**EXERCISE INSTRUCTIONS**. Skip the pictures and quote all of the lines exactly.

═════ PROVIDED MATERIAL ═════

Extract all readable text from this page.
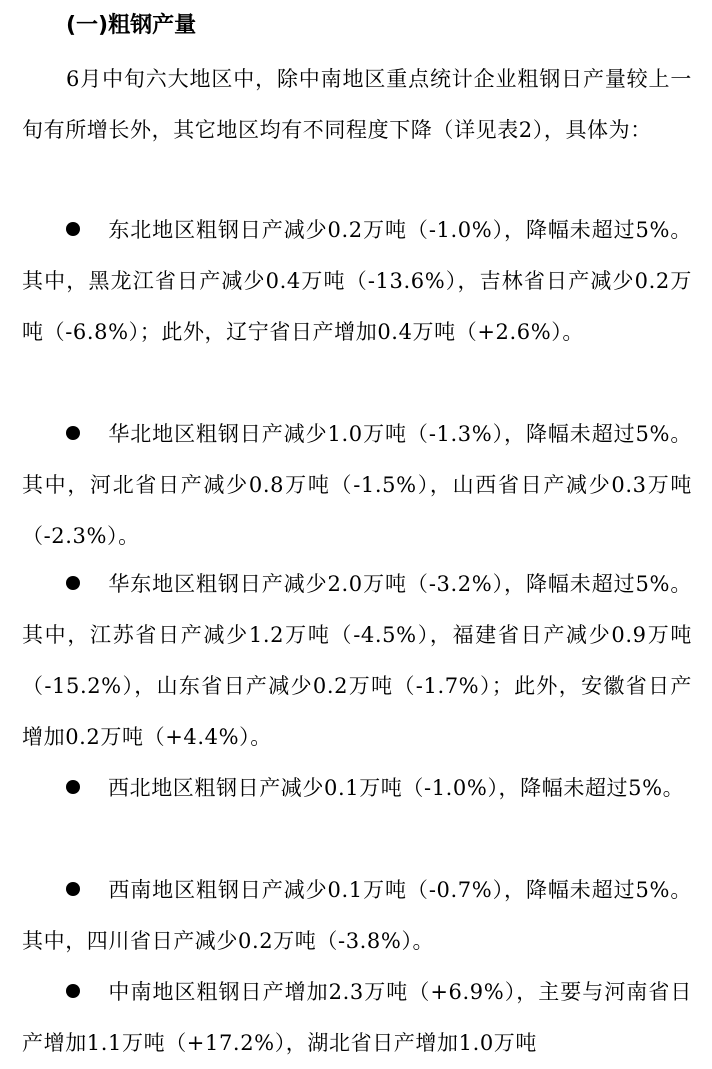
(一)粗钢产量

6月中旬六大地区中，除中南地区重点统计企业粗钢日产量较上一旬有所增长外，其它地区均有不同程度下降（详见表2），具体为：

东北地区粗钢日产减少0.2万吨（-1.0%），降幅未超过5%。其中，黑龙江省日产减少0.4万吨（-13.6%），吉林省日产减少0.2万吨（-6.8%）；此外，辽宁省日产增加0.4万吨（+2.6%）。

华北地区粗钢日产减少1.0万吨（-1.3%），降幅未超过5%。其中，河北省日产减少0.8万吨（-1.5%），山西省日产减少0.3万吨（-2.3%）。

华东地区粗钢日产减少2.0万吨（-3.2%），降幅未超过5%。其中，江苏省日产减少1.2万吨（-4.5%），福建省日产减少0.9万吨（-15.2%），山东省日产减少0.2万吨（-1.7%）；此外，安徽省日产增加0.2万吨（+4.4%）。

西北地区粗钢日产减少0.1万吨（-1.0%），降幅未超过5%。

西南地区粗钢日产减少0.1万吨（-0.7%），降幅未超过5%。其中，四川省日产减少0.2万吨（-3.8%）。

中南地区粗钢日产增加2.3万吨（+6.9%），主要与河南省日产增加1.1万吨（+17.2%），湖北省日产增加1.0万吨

═════

**SOLUTION TO THE PROBLEM**.
Extract all readable text from this page.
(一)粗钢产量

6月中旬六大地区中，除中南地区重点统计企业粗钢日产量较上一旬有所增长外，其它地区均有不同程度下降（详见表2），具体为：

东北地区粗钢日产减少0.2万吨（-1.0%），降幅未超过5%。其中，黑龙江省日产减少0.4万吨（-13.6%），吉林省日产减少0.2万吨（-6.8%）；此外，辽宁省日产增加0.4万吨（+2.6%）。

华北地区粗钢日产减少1.0万吨（-1.3%），降幅未超过5%。其中，河北省日产减少0.8万吨（-1.5%），山西省日产减少0.3万吨（-2.3%）。

华东地区粗钢日产减少2.0万吨（-3.2%），降幅未超过5%。其中，江苏省日产减少1.2万吨（-4.5%），福建省日产减少0.9万吨（-15.2%），山东省日产减少0.2万吨（-1.7%）；此外，安徽省日产增加0.2万吨（+4.4%）。

西北地区粗钢日产减少0.1万吨（-1.0%），降幅未超过5%。

西南地区粗钢日产减少0.1万吨（-0.7%），降幅未超过5%。其中，四川省日产减少0.2万吨（-3.8%）。

中南地区粗钢日产增加2.3万吨（+6.9%），主要与河南省日产增加1.1万吨（+17.2%），湖北省日产增加1.0万吨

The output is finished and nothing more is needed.